## start

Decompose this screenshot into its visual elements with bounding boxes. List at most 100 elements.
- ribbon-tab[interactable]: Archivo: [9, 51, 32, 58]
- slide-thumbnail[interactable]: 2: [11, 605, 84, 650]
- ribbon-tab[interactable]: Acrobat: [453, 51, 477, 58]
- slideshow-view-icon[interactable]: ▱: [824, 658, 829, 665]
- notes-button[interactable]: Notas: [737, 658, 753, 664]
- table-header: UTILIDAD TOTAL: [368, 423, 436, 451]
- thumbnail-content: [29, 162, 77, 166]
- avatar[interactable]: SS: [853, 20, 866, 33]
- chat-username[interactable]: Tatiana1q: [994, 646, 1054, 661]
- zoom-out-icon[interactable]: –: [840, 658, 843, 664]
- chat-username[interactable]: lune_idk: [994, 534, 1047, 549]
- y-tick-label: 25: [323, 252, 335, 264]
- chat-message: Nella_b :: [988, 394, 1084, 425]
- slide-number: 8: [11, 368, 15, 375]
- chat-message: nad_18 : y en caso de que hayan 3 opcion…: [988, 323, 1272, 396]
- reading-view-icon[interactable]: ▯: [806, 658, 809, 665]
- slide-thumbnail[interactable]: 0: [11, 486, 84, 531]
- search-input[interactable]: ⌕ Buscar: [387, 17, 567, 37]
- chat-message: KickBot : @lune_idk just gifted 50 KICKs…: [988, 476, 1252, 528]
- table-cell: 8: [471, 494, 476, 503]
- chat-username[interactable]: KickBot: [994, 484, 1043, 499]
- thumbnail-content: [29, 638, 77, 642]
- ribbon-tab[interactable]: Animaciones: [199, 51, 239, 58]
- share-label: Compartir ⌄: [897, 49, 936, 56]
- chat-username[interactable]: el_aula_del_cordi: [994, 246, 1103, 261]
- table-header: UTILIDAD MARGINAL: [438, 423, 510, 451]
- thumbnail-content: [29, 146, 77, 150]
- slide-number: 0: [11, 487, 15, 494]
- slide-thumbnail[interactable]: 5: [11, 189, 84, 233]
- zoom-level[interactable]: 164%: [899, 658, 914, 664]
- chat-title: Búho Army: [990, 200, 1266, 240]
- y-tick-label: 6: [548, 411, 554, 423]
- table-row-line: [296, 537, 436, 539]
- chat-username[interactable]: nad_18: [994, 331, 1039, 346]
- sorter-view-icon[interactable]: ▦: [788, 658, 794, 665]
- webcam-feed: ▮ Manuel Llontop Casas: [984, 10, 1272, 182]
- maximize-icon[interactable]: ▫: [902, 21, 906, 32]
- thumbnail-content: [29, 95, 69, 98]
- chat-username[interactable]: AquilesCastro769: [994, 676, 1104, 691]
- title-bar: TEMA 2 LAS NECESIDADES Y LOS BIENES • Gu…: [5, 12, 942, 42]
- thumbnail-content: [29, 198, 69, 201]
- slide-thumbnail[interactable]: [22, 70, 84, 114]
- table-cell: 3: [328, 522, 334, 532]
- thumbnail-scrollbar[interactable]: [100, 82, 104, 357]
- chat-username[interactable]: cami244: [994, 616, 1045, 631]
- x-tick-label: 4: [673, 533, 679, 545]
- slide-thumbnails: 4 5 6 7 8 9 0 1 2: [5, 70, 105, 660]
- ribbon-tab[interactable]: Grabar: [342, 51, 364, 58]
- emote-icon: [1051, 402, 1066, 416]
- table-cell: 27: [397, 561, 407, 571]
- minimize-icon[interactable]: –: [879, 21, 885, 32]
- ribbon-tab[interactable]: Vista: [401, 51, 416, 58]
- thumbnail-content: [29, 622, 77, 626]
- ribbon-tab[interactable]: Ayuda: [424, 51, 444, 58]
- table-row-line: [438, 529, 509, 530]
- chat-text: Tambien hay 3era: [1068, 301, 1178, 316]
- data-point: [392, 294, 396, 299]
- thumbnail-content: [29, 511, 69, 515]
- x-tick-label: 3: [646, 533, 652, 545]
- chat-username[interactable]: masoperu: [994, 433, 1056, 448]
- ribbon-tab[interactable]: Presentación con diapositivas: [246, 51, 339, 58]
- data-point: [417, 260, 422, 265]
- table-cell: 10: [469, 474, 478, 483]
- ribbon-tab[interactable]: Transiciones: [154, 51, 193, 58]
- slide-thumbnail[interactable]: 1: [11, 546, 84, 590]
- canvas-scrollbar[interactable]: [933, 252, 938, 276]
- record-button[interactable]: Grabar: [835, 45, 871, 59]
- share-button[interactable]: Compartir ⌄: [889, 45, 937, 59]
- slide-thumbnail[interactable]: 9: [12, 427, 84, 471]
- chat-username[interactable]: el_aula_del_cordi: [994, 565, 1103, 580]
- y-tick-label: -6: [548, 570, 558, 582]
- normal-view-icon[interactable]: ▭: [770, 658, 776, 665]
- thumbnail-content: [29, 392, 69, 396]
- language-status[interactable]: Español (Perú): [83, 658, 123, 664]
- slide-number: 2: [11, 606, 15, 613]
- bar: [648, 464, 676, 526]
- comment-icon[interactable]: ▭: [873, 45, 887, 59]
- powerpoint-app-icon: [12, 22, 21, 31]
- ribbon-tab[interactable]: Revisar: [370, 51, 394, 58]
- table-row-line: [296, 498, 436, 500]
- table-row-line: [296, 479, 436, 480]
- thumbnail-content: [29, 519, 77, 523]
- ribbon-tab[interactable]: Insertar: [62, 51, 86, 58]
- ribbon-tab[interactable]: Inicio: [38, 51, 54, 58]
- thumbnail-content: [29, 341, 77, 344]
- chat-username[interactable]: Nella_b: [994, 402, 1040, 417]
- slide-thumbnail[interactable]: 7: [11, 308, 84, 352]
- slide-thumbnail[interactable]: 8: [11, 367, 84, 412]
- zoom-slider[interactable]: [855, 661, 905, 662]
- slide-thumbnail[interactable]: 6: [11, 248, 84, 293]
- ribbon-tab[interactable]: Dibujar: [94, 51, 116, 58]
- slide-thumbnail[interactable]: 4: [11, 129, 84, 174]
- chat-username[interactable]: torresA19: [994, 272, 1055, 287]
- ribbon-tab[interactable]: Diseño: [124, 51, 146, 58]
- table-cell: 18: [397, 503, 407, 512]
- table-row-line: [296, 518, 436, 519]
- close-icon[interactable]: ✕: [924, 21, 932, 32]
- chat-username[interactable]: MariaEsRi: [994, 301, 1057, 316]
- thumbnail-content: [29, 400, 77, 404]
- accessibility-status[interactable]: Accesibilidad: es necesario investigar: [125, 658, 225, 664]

## end

Copy every item above word for word.

## Exercise solution
Decompose this screenshot into its visual elements with bounding boxes. List at most 100 elements.
- ribbon-tab[interactable]: Archivo: [9, 51, 32, 58]
- slide-thumbnail[interactable]: 2: [11, 605, 84, 650]
- ribbon-tab[interactable]: Acrobat: [453, 51, 477, 58]
- slideshow-view-icon[interactable]: ▱: [824, 658, 829, 665]
- notes-button[interactable]: Notas: [737, 658, 753, 664]
- table-header: UTILIDAD TOTAL: [368, 423, 436, 451]
- thumbnail-content: [29, 162, 77, 166]
- avatar[interactable]: SS: [853, 20, 866, 33]
- chat-username[interactable]: Tatiana1q: [994, 646, 1054, 661]
- zoom-out-icon[interactable]: –: [840, 658, 843, 664]
- chat-username[interactable]: lune_idk: [994, 534, 1047, 549]
- y-tick-label: 25: [323, 252, 335, 264]
- chat-message: Nella_b :: [988, 394, 1084, 425]
- slide-number: 8: [11, 368, 15, 375]
- chat-message: nad_18 : y en caso de que hayan 3 opcion…: [988, 323, 1272, 396]
- reading-view-icon[interactable]: ▯: [806, 658, 809, 665]
- slide-thumbnail[interactable]: 0: [11, 486, 84, 531]
- search-input[interactable]: ⌕ Buscar: [387, 17, 567, 37]
- chat-message: KickBot : @lune_idk just gifted 50 KICKs…: [988, 476, 1252, 528]
- table-cell: 8: [471, 494, 476, 503]
- chat-username[interactable]: KickBot: [994, 484, 1043, 499]
- thumbnail-content: [29, 638, 77, 642]
- ribbon-tab[interactable]: Animaciones: [199, 51, 239, 58]
- share-label: Compartir ⌄: [897, 49, 936, 56]
- chat-username[interactable]: el_aula_del_cordi: [994, 246, 1103, 261]
- table-header: UTILIDAD MARGINAL: [438, 423, 510, 451]
- thumbnail-content: [29, 146, 77, 150]
- slide-number: 0: [11, 487, 15, 494]
- slide-thumbnail[interactable]: 5: [11, 189, 84, 233]
- zoom-level[interactable]: 164%: [899, 658, 914, 664]
- chat-title: Búho Army: [990, 200, 1266, 240]
- y-tick-label: 6: [548, 411, 554, 423]
- table-row-line: [296, 537, 436, 539]
- chat-username[interactable]: nad_18: [994, 331, 1039, 346]
- sorter-view-icon[interactable]: ▦: [788, 658, 794, 665]
- webcam-feed: ▮ Manuel Llontop Casas: [984, 10, 1272, 182]
- maximize-icon[interactable]: ▫: [902, 21, 906, 32]
- thumbnail-content: [29, 95, 69, 98]
- chat-username[interactable]: AquilesCastro769: [994, 676, 1104, 691]
- title-bar: TEMA 2 LAS NECESIDADES Y LOS BIENES • Gu…: [5, 12, 942, 42]
- thumbnail-content: [29, 198, 69, 201]
- slide-thumbnail[interactable]: [22, 70, 84, 114]
- table-cell: 3: [328, 522, 334, 532]
- thumbnail-scrollbar[interactable]: [100, 82, 104, 357]
- chat-username[interactable]: cami244: [994, 616, 1045, 631]
- x-tick-label: 4: [673, 533, 679, 545]
- slide-thumbnails: 4 5 6 7 8 9 0 1 2: [5, 70, 105, 660]
- ribbon-tab[interactable]: Grabar: [342, 51, 364, 58]
- emote-icon: [1051, 402, 1066, 416]
- table-cell: 27: [397, 561, 407, 571]
- minimize-icon[interactable]: –: [879, 21, 885, 32]
- ribbon-tab[interactable]: Vista: [401, 51, 416, 58]
- thumbnail-content: [29, 622, 77, 626]
- ribbon-tab[interactable]: Ayuda: [424, 51, 444, 58]
- table-row-line: [438, 529, 509, 530]
- chat-text: Tambien hay 3era: [1068, 301, 1178, 316]
- data-point: [392, 294, 396, 299]
- thumbnail-content: [29, 511, 69, 515]
- x-tick-label: 3: [646, 533, 652, 545]
- chat-username[interactable]: masoperu: [994, 433, 1056, 448]
- ribbon-tab[interactable]: Presentación con diapositivas: [246, 51, 339, 58]
- data-point: [417, 260, 422, 265]
- table-cell: 10: [469, 474, 478, 483]
- ribbon-tab[interactable]: Transiciones: [154, 51, 193, 58]
- slide-thumbnail[interactable]: 1: [11, 546, 84, 590]
- canvas-scrollbar[interactable]: [933, 252, 938, 276]
- record-button[interactable]: Grabar: [835, 45, 871, 59]
- share-button[interactable]: Compartir ⌄: [889, 45, 937, 59]
- slide-thumbnail[interactable]: 9: [12, 427, 84, 471]
- chat-username[interactable]: el_aula_del_cordi: [994, 565, 1103, 580]
- y-tick-label: -6: [548, 570, 558, 582]
- normal-view-icon[interactable]: ▭: [770, 658, 776, 665]
- thumbnail-content: [29, 392, 69, 396]
- language-status[interactable]: Español (Perú): [83, 658, 123, 664]
- slide-number: 2: [11, 606, 15, 613]
- bar: [648, 464, 676, 526]
- comment-icon[interactable]: ▭: [873, 45, 887, 59]
- powerpoint-app-icon: [12, 22, 21, 31]
- ribbon-tab[interactable]: Revisar: [370, 51, 394, 58]
- table-row-line: [296, 498, 436, 500]
- table-row-line: [296, 479, 436, 480]
- thumbnail-content: [29, 519, 77, 523]
- ribbon-tab[interactable]: Insertar: [62, 51, 86, 58]
- ribbon-tab[interactable]: Inicio: [38, 51, 54, 58]
- thumbnail-content: [29, 341, 77, 344]
- chat-username[interactable]: Nella_b: [994, 402, 1040, 417]
- slide-thumbnail[interactable]: 7: [11, 308, 84, 352]
- slide-thumbnail[interactable]: 8: [11, 367, 84, 412]
- zoom-slider[interactable]: [855, 661, 905, 662]
- slide-thumbnail[interactable]: 6: [11, 248, 84, 293]
- ribbon-tab[interactable]: Dibujar: [94, 51, 116, 58]
- slide-thumbnail[interactable]: 4: [11, 129, 84, 174]
- chat-username[interactable]: torresA19: [994, 272, 1055, 287]
- ribbon-tab[interactable]: Diseño: [124, 51, 146, 58]
- table-cell: 18: [397, 503, 407, 512]
- table-row-line: [296, 518, 436, 519]
- close-icon[interactable]: ✕: [924, 21, 932, 32]
- chat-username[interactable]: MariaEsRi: [994, 301, 1057, 316]
- thumbnail-content: [29, 400, 77, 404]
- accessibility-status[interactable]: Accesibilidad: es necesario investigar: [125, 658, 225, 664]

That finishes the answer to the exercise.